* Your task: Please quote every line word for word.

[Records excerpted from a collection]
+++++

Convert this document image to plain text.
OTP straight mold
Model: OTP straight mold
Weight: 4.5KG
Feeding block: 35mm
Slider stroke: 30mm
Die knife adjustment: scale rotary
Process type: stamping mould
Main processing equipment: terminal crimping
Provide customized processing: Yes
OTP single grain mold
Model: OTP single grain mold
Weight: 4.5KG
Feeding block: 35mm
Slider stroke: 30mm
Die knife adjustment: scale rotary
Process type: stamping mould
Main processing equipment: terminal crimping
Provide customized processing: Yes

+++++

* Task answer:
Convert this document image to plain text.
OTP straight mold
Model: OTP straight mold
Weight: 4.5KG
Feeding block: 35mm
Slider stroke: 30mm
Die knife adjustment: scale rotary
Process type: stamping mould
Main processing equipment: terminal crimping
Provide customized processing: Yes
OTP single grain mold
Model: OTP single grain mold
Weight: 4.5KG
Feeding block: 35mm
Slider stroke: 30mm
Die knife adjustment: scale rotary
Process type: stamping mould
Main processing equipment: terminal crimping
Provide customized processing: Yes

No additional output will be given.